» SUPPLIED RECORDS:
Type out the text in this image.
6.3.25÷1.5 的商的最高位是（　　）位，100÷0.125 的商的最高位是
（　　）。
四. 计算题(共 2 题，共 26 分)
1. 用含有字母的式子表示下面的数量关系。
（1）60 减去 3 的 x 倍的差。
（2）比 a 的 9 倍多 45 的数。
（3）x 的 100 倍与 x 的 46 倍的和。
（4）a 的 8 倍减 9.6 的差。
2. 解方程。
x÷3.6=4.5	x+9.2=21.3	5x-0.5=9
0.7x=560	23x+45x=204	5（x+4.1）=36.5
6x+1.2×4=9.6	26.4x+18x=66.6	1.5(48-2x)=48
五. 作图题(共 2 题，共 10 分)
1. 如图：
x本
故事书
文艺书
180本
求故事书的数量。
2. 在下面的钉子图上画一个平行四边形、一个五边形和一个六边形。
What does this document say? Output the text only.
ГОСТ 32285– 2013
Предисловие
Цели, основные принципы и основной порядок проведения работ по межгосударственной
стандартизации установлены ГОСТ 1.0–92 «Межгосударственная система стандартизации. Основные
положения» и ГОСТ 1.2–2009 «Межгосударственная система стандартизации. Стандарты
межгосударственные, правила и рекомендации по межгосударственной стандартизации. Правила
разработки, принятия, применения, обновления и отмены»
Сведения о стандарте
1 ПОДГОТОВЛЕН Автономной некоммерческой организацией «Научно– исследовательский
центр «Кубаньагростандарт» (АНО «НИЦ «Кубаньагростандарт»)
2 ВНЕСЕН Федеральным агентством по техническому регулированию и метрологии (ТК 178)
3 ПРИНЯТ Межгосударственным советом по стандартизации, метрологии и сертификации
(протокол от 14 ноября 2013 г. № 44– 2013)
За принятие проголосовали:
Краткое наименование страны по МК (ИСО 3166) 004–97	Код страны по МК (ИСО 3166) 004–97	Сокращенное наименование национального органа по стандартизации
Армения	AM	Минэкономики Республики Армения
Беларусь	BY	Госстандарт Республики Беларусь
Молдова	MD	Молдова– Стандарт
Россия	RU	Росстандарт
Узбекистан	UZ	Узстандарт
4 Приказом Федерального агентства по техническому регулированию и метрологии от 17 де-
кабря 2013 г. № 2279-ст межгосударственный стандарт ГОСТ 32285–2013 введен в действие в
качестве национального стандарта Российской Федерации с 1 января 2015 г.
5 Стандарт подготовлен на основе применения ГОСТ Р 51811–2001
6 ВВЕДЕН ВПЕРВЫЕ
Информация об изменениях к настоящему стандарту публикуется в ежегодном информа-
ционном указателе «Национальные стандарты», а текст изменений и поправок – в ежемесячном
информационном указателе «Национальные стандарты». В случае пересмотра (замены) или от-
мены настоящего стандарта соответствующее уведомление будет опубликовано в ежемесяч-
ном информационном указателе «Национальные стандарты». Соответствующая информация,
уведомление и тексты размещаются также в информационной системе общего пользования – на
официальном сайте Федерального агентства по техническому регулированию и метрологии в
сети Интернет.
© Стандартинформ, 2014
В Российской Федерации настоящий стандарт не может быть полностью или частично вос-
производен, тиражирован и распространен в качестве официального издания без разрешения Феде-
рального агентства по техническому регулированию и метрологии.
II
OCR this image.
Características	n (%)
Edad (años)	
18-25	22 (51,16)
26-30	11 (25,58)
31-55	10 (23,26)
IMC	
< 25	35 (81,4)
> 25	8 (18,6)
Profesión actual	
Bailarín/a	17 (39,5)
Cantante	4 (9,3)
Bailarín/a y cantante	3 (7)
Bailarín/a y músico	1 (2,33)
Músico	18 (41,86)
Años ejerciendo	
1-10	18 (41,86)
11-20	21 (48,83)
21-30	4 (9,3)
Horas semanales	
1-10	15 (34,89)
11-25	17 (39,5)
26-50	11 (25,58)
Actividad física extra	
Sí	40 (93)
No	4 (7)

» WRITTEN EXERCISE:
Go through the listing above and restate it word for word.

» WRITTEN REPLY:
Type out the text in this image.
6.3.25÷1.5 的商的最高位是（　　）位，100÷0.125 的商的最高位是
（　　）。
四. 计算题(共 2 题，共 26 分)
1. 用含有字母的式子表示下面的数量关系。
（1）60 减去 3 的 x 倍的差。
（2）比 a 的 9 倍多 45 的数。
（3）x 的 100 倍与 x 的 46 倍的和。
（4）a 的 8 倍减 9.6 的差。
2. 解方程。
x÷3.6=4.5	x+9.2=21.3	5x-0.5=9
0.7x=560	23x+45x=204	5（x+4.1）=36.5
6x+1.2×4=9.6	26.4x+18x=66.6	1.5(48-2x)=48
五. 作图题(共 2 题，共 10 分)
1. 如图：
x本
故事书
文艺书
180本
求故事书的数量。
2. 在下面的钉子图上画一个平行四边形、一个五边形和一个六边形。
What does this document say? Output the text only.
ГОСТ 32285– 2013
Предисловие
Цели, основные принципы и основной порядок проведения работ по межгосударственной
стандартизации установлены ГОСТ 1.0–92 «Межгосударственная система стандартизации. Основные
положения» и ГОСТ 1.2–2009 «Межгосударственная система стандартизации. Стандарты
межгосударственные, правила и рекомендации по межгосударственной стандартизации. Правила
разработки, принятия, применения, обновления и отмены»
Сведения о стандарте
1 ПОДГОТОВЛЕН Автономной некоммерческой организацией «Научно– исследовательский
центр «Кубаньагростандарт» (АНО «НИЦ «Кубаньагростандарт»)
2 ВНЕСЕН Федеральным агентством по техническому регулированию и метрологии (ТК 178)
3 ПРИНЯТ Межгосударственным советом по стандартизации, метрологии и сертификации
(протокол от 14 ноября 2013 г. № 44– 2013)
За принятие проголосовали:
Краткое наименование страны по МК (ИСО 3166) 004–97	Код страны по МК (ИСО 3166) 004–97	Сокращенное наименование национального органа по стандартизации
Армения	AM	Минэкономики Республики Армения
Беларусь	BY	Госстандарт Республики Беларусь
Молдова	MD	Молдова– Стандарт
Россия	RU	Росстандарт
Узбекистан	UZ	Узстандарт
4 Приказом Федерального агентства по техническому регулированию и метрологии от 17 де-
кабря 2013 г. № 2279-ст межгосударственный стандарт ГОСТ 32285–2013 введен в действие в
качестве национального стандарта Российской Федерации с 1 января 2015 г.
5 Стандарт подготовлен на основе применения ГОСТ Р 51811–2001
6 ВВЕДЕН ВПЕРВЫЕ
Информация об изменениях к настоящему стандарту публикуется в ежегодном информа-
ционном указателе «Национальные стандарты», а текст изменений и поправок – в ежемесячном
информационном указателе «Национальные стандарты». В случае пересмотра (замены) или от-
мены настоящего стандарта соответствующее уведомление будет опубликовано в ежемесяч-
ном информационном указателе «Национальные стандарты». Соответствующая информация,
уведомление и тексты размещаются также в информационной системе общего пользования – на
официальном сайте Федерального агентства по техническому регулированию и метрологии в
сети Интернет.
© Стандартинформ, 2014
В Российской Федерации настоящий стандарт не может быть полностью или частично вос-
производен, тиражирован и распространен в качестве официального издания без разрешения Феде-
рального агентства по техническому регулированию и метрологии.
II
OCR this image.
Características	n (%)
Edad (años)	
18-25	22 (51,16)
26-30	11 (25,58)
31-55	10 (23,26)
IMC	
< 25	35 (81,4)
> 25	8 (18,6)
Profesión actual	
Bailarín/a	17 (39,5)
Cantante	4 (9,3)
Bailarín/a y cantante	3 (7)
Bailarín/a y músico	1 (2,33)
Músico	18 (41,86)
Años ejerciendo	
1-10	18 (41,86)
11-20	21 (48,83)
21-30	4 (9,3)
Horas semanales	
1-10	15 (34,89)
11-25	17 (39,5)
26-50	11 (25,58)
Actividad física extra	
Sí	40 (93)
No	4 (7)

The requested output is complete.